The data |
----------------------------------------

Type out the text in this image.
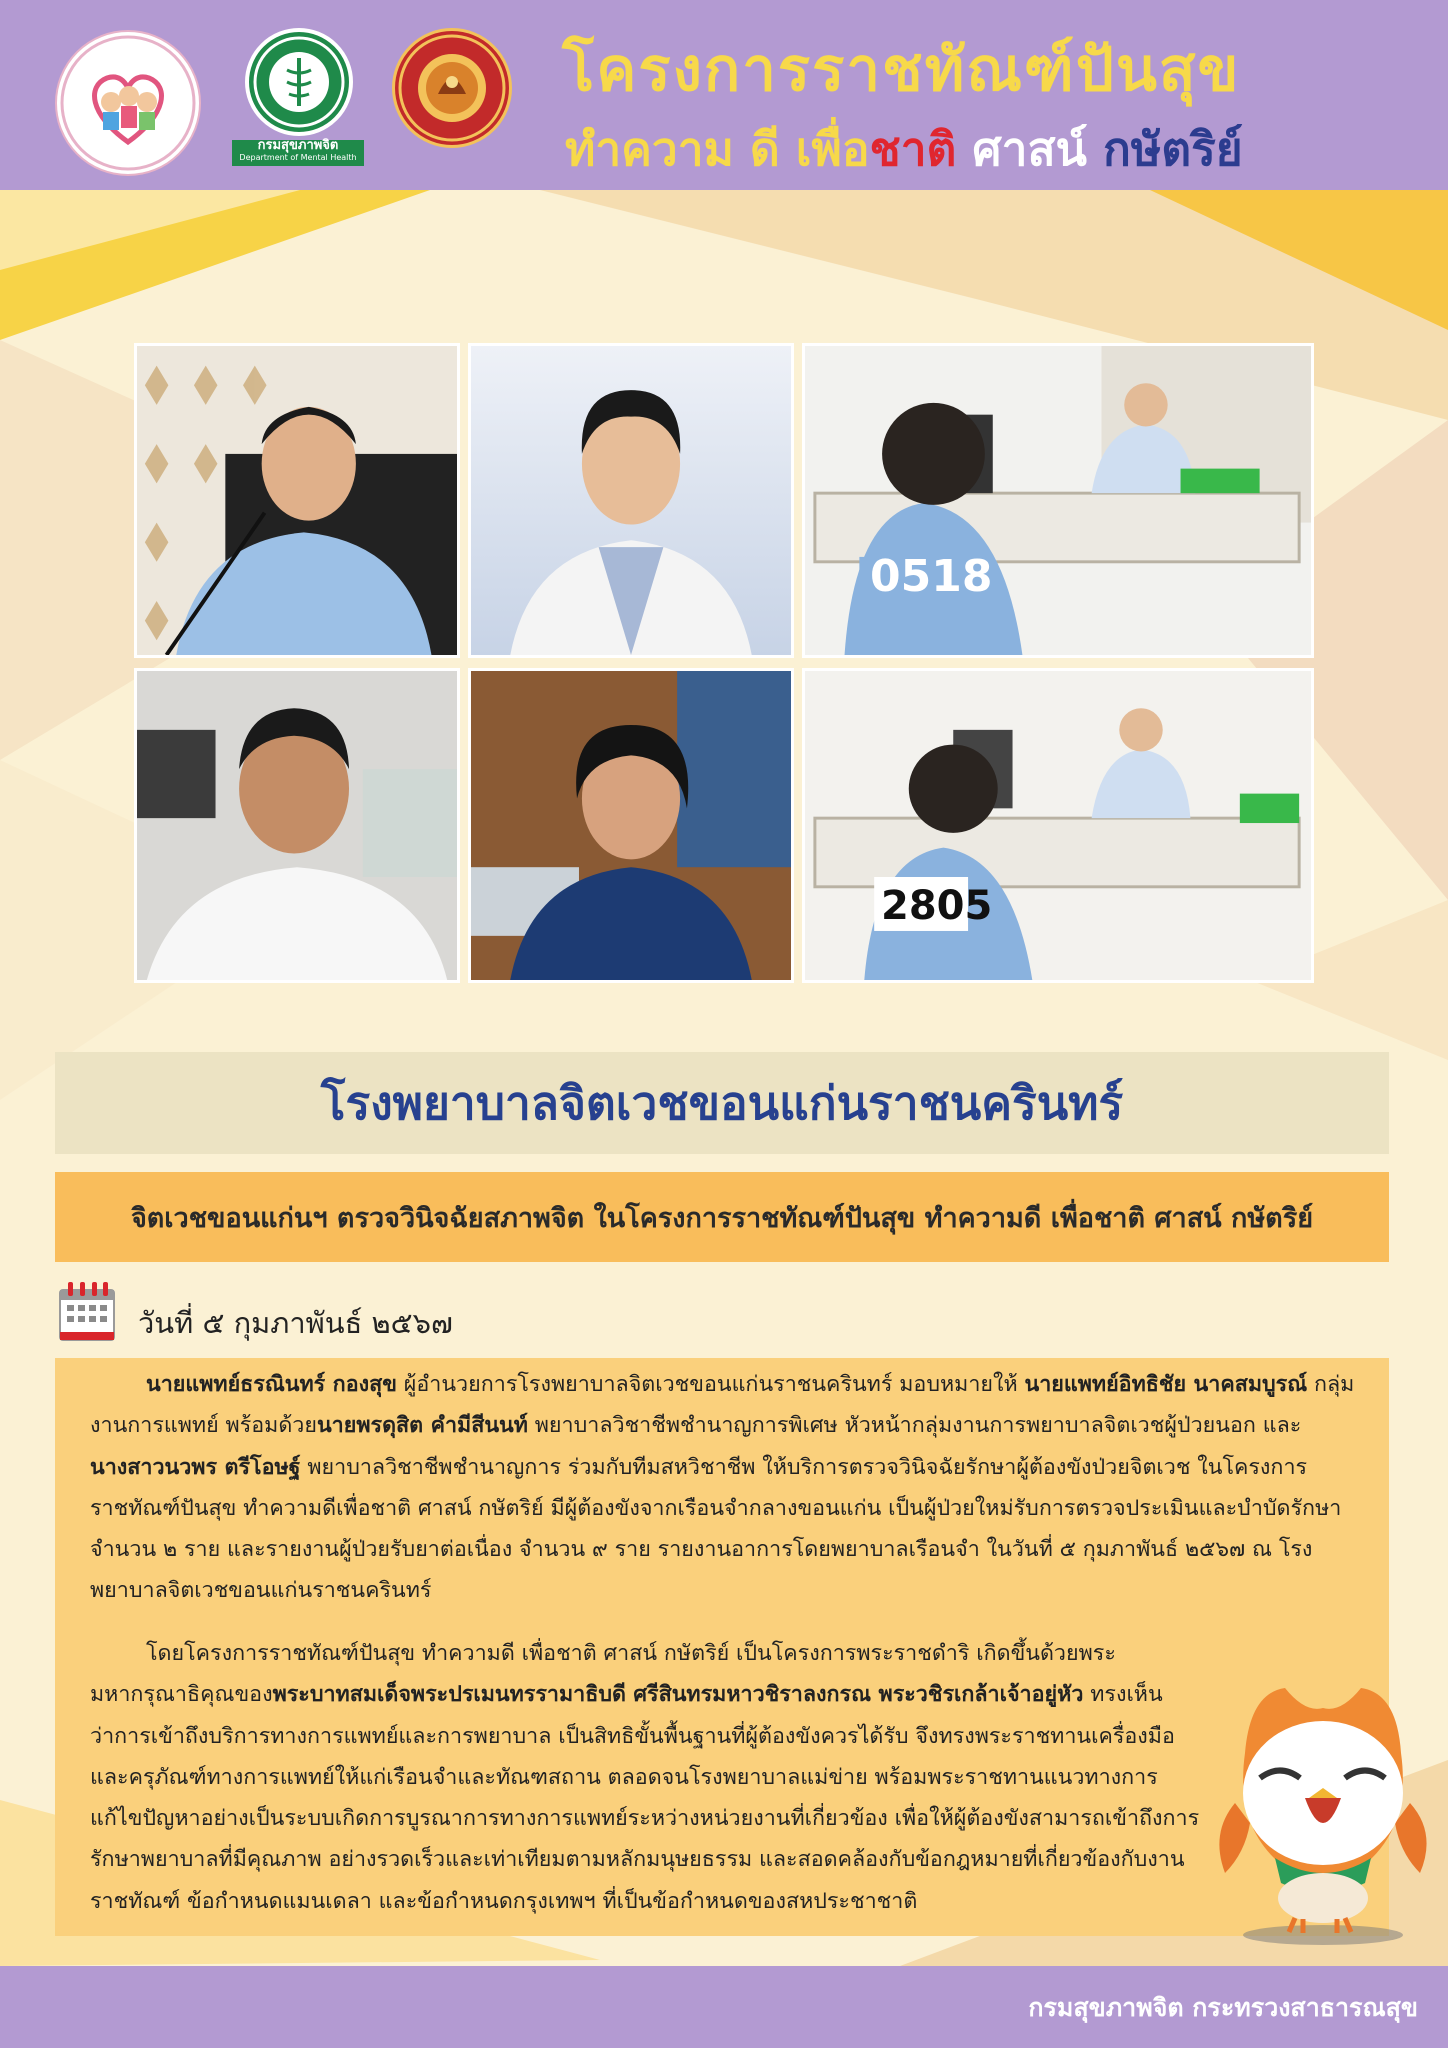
กรมสุขภาพจิต
Department of Mental Health
โครงการราชทัณฑ์ปันสุข
ทำความ ดี เพื่อชาติ ศาสน์ กษัตริย์
0518
2805
โรงพยาบาลจิตเวชขอนแก่นราชนครินทร์
จิตเวชขอนแก่นฯ ตรวจวินิจฉัยสภาพจิต ในโครงการราชทัณฑ์ปันสุข ทำความดี เพื่อชาติ ศาสน์ กษัตริย์
วันที่ ๕ กุมภาพันธ์ ๒๕๖๗

นายแพทย์ธรณินทร์ กองสุข ผู้อำนวยการโรงพยาบาลจิตเวชขอนแก่นราชนครินทร์ มอบหมายให้ นายแพทย์อิทธิชัย นาคสมบูรณ์ กลุ่มงานการแพทย์ พร้อมด้วยนายพรดุสิต คำมีสีนนท์ พยาบาลวิชาชีพชำนาญการพิเศษ หัวหน้ากลุ่มงานการพยาบาลจิตเวชผู้ป่วยนอก และนางสาวนวพร ตรีโอษฐ์ พยาบาลวิชาชีพชำนาญการ ร่วมกับทีมสหวิชาชีพ ให้บริการตรวจวินิจฉัยรักษาผู้ต้องขังป่วยจิตเวช ในโครงการราชทัณฑ์ปันสุข ทำความดีเพื่อชาติ ศาสน์ กษัตริย์ มีผู้ต้องขังจากเรือนจำกลางขอนแก่น เป็นผู้ป่วยใหม่รับการตรวจประเมินและบำบัดรักษา จำนวน ๒ ราย และรายงานผู้ป่วยรับยาต่อเนื่อง จำนวน ๙ ราย รายงานอาการโดยพยาบาลเรือนจำ ในวันที่ ๕ กุมภาพันธ์ ๒๕๖๗ ณ โรงพยาบาลจิตเวชขอนแก่นราชนครินทร์

โดยโครงการราชทัณฑ์ปันสุข ทำความดี เพื่อชาติ ศาสน์ กษัตริย์ เป็นโครงการพระราชดำริ เกิดขึ้นด้วยพระมหากรุณาธิคุณของพระบาทสมเด็จพระปรเมนทรรามาธิบดี ศรีสินทรมหาวชิราลงกรณ พระวชิรเกล้าเจ้าอยู่หัว ทรงเห็นว่าการเข้าถึงบริการทางการแพทย์และการพยาบาล เป็นสิทธิขั้นพื้นฐานที่ผู้ต้องขังควรได้รับ จึงทรงพระราชทานเครื่องมือและครุภัณฑ์ทางการแพทย์ให้แก่เรือนจำและทัณฑสถาน ตลอดจนโรงพยาบาลแม่ข่าย พร้อมพระราชทานแนวทางการแก้ไขปัญหาอย่างเป็นระบบเกิดการบูรณาการทางการแพทย์ระหว่างหน่วยงานที่เกี่ยวข้อง เพื่อให้ผู้ต้องขังสามารถเข้าถึงการรักษาพยาบาลที่มีคุณภาพ อย่างรวดเร็วและเท่าเทียมตามหลักมนุษยธรรม และสอดคล้องกับข้อกฎหมายที่เกี่ยวข้องกับงานราชทัณฑ์ ข้อกำหนดแมนเดลา และข้อกำหนดกรุงเทพฯ ที่เป็นข้อกำหนดของสหประชาชาติ

กรมสุขภาพจิต กระทรวงสาธารณสุข
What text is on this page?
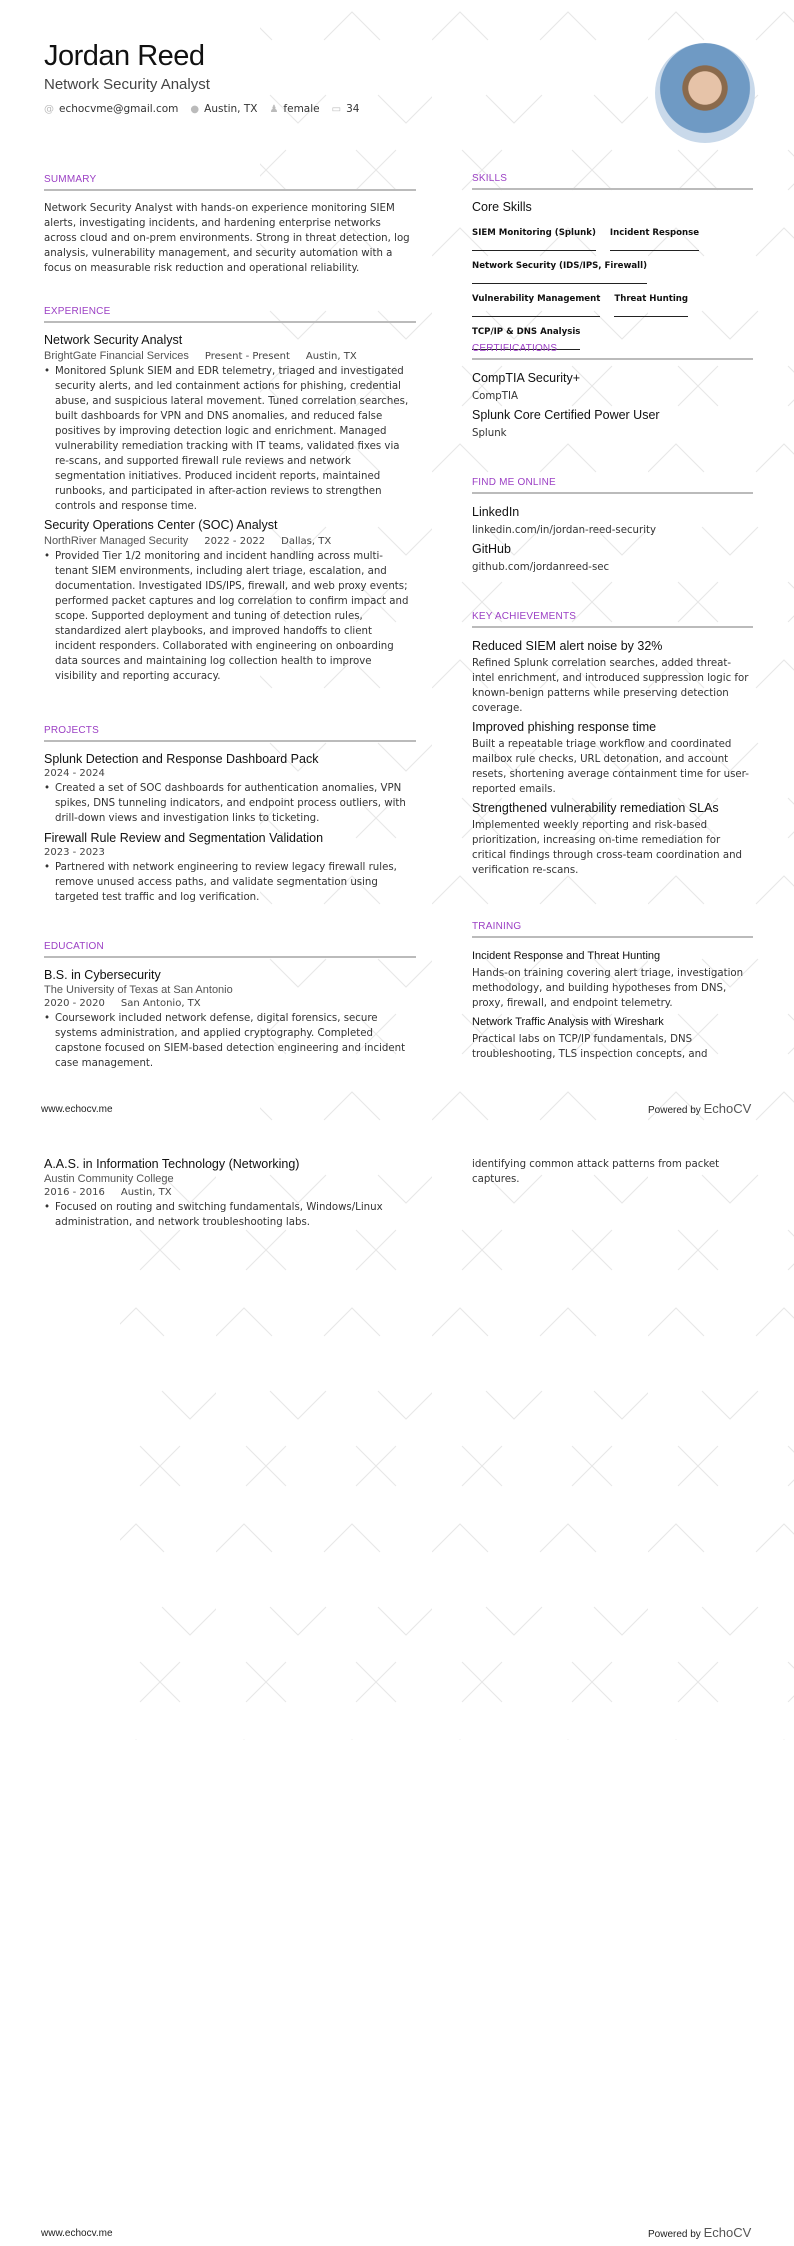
Jordan Reed
Network Security Analyst
@ echocvme@gmail.com ● Austin, TX ♟ female ▭ 34
SUMMARY
Network Security Analyst with hands-on experience monitoring SIEM alerts, investigating incidents, and hardening enterprise networks across cloud and on-prem environments. Strong in threat detection, log analysis, vulnerability management, and security automation with a focus on measurable risk reduction and operational reliability.
EXPERIENCE
Network Security Analyst
BrightGate Financial Services Present - Present Austin, TX
• Monitored Splunk SIEM and EDR telemetry, triaged and investigated security alerts, and led containment actions for phishing, credential abuse, and suspicious lateral movement. Tuned correlation searches, built dashboards for VPN and DNS anomalies, and reduced false positives by improving detection logic and enrichment. Managed vulnerability remediation tracking with IT teams, validated fixes via re-scans, and supported firewall rule reviews and network segmentation initiatives. Produced incident reports, maintained runbooks, and participated in after-action reviews to strengthen controls and response time.
Security Operations Center (SOC) Analyst
NorthRiver Managed Security 2022 - 2022 Dallas, TX
• Provided Tier 1/2 monitoring and incident handling across multi-tenant SIEM environments, including alert triage, escalation, and documentation. Investigated IDS/IPS, firewall, and web proxy events; performed packet captures and log correlation to confirm impact and scope. Supported deployment and tuning of detection rules, standardized alert playbooks, and improved handoffs to client incident responders. Collaborated with engineering on onboarding data sources and maintaining log collection health to improve visibility and reporting accuracy.
PROJECTS
Splunk Detection and Response Dashboard Pack
2024 - 2024
• Created a set of SOC dashboards for authentication anomalies, VPN spikes, DNS tunneling indicators, and endpoint process outliers, with drill-down views and investigation links to ticketing.
Firewall Rule Review and Segmentation Validation
2023 - 2023
• Partnered with network engineering to review legacy firewall rules, remove unused access paths, and validate segmentation using targeted test traffic and log verification.
EDUCATION
B.S. in Cybersecurity
The University of Texas at San Antonio
2020 - 2020 San Antonio, TX
• Coursework included network defense, digital forensics, secure systems administration, and applied cryptography. Completed capstone focused on SIEM-based detection engineering and incident case management.
SKILLS
Core Skills
SIEM Monitoring (Splunk) Incident Response
Network Security (IDS/IPS, Firewall)
Vulnerability Management Threat Hunting
TCP/IP & DNS Analysis
CERTIFICATIONS
CompTIA Security+
CompTIA
Splunk Core Certified Power User
Splunk
FIND ME ONLINE
LinkedIn
linkedin.com/in/jordan-reed-security
GitHub
github.com/jordanreed-sec
KEY ACHIEVEMENTS
Reduced SIEM alert noise by 32%
Refined Splunk correlation searches, added threat-intel enrichment, and introduced suppression logic for known-benign patterns while preserving detection coverage.
Improved phishing response time
Built a repeatable triage workflow and coordinated mailbox rule checks, URL detonation, and account resets, shortening average containment time for user-reported emails.
Strengthened vulnerability remediation SLAs
Implemented weekly reporting and risk-based prioritization, increasing on-time remediation for critical findings through cross-team coordination and verification re-scans.
TRAINING
Incident Response and Threat Hunting
Hands-on training covering alert triage, investigation methodology, and building hypotheses from DNS, proxy, firewall, and endpoint telemetry.
Network Traffic Analysis with Wireshark
Practical labs on TCP/IP fundamentals, DNS troubleshooting, TLS inspection concepts, and
www.echocv.me	Powered by EchoCV
A.A.S. in Information Technology (Networking)
Austin Community College
2016 - 2016 Austin, TX
• Focused on routing and switching fundamentals, Windows/Linux administration, and network troubleshooting labs.
identifying common attack patterns from packet captures.
www.echocv.me	Powered by EchoCV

----------------------------------------

Return every line of the preceding records in which the word "from" appears.

Task response |
Hands-on training covering alert triage, investigation methodology, and building hypotheses from DNS, proxy, firewall, and endpoint telemetry.
identifying common attack patterns from packet captures.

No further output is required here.